→ **EXERCISE GOAL**:
Would you copy out the whole listing exactly as given?

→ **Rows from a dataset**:
▼

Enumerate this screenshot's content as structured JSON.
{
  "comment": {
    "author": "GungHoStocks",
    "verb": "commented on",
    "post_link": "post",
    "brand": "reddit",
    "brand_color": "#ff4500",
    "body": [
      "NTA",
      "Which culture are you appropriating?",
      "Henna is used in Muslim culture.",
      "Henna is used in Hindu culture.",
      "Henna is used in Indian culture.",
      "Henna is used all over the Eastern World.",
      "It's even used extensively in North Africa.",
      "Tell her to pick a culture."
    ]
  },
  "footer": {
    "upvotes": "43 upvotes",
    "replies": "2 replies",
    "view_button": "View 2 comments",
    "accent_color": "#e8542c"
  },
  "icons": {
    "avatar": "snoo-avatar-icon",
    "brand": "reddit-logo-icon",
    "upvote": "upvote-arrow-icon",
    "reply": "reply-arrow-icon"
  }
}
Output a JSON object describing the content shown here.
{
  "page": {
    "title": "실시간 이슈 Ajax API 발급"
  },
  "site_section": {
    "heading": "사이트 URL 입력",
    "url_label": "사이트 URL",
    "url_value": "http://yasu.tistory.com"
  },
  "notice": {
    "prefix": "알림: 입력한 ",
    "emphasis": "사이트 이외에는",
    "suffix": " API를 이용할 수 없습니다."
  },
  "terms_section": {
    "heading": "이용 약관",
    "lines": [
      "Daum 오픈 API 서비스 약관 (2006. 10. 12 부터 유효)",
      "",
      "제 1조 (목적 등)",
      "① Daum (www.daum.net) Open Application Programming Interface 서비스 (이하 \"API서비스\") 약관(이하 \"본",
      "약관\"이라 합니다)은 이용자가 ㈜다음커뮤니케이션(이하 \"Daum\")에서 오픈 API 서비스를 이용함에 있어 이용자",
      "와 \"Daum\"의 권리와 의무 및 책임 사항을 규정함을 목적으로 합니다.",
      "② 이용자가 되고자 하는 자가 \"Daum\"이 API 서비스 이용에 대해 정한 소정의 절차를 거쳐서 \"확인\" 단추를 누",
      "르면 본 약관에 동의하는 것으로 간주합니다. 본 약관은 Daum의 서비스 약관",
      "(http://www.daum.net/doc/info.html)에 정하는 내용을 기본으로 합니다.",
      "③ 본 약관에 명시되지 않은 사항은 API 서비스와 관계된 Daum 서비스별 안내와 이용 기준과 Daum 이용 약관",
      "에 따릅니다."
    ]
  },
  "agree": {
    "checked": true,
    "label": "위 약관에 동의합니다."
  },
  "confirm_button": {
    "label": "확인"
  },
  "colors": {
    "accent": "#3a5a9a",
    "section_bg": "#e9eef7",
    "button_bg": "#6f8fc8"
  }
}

▲

→ **SOLUTION TO THIS TASK**:
Enumerate this screenshot's content as structured JSON.
{
  "comment": {
    "author": "GungHoStocks",
    "verb": "commented on",
    "post_link": "post",
    "brand": "reddit",
    "brand_color": "#ff4500",
    "body": [
      "NTA",
      "Which culture are you appropriating?",
      "Henna is used in Muslim culture.",
      "Henna is used in Hindu culture.",
      "Henna is used in Indian culture.",
      "Henna is used all over the Eastern World.",
      "It's even used extensively in North Africa.",
      "Tell her to pick a culture."
    ]
  },
  "footer": {
    "upvotes": "43 upvotes",
    "replies": "2 replies",
    "view_button": "View 2 comments",
    "accent_color": "#e8542c"
  },
  "icons": {
    "avatar": "snoo-avatar-icon",
    "brand": "reddit-logo-icon",
    "upvote": "upvote-arrow-icon",
    "reply": "reply-arrow-icon"
  }
}
Output a JSON object describing the content shown here.
{
  "page": {
    "title": "실시간 이슈 Ajax API 발급"
  },
  "site_section": {
    "heading": "사이트 URL 입력",
    "url_label": "사이트 URL",
    "url_value": "http://yasu.tistory.com"
  },
  "notice": {
    "prefix": "알림: 입력한 ",
    "emphasis": "사이트 이외에는",
    "suffix": " API를 이용할 수 없습니다."
  },
  "terms_section": {
    "heading": "이용 약관",
    "lines": [
      "Daum 오픈 API 서비스 약관 (2006. 10. 12 부터 유효)",
      "",
      "제 1조 (목적 등)",
      "① Daum (www.daum.net) Open Application Programming Interface 서비스 (이하 \"API서비스\") 약관(이하 \"본",
      "약관\"이라 합니다)은 이용자가 ㈜다음커뮤니케이션(이하 \"Daum\")에서 오픈 API 서비스를 이용함에 있어 이용자",
      "와 \"Daum\"의 권리와 의무 및 책임 사항을 규정함을 목적으로 합니다.",
      "② 이용자가 되고자 하는 자가 \"Daum\"이 API 서비스 이용에 대해 정한 소정의 절차를 거쳐서 \"확인\" 단추를 누",
      "르면 본 약관에 동의하는 것으로 간주합니다. 본 약관은 Daum의 서비스 약관",
      "(http://www.daum.net/doc/info.html)에 정하는 내용을 기본으로 합니다.",
      "③ 본 약관에 명시되지 않은 사항은 API 서비스와 관계된 Daum 서비스별 안내와 이용 기준과 Daum 이용 약관",
      "에 따릅니다."
    ]
  },
  "agree": {
    "checked": true,
    "label": "위 약관에 동의합니다."
  },
  "confirm_button": {
    "label": "확인"
  },
  "colors": {
    "accent": "#3a5a9a",
    "section_bg": "#e9eef7",
    "button_bg": "#6f8fc8"
  }
}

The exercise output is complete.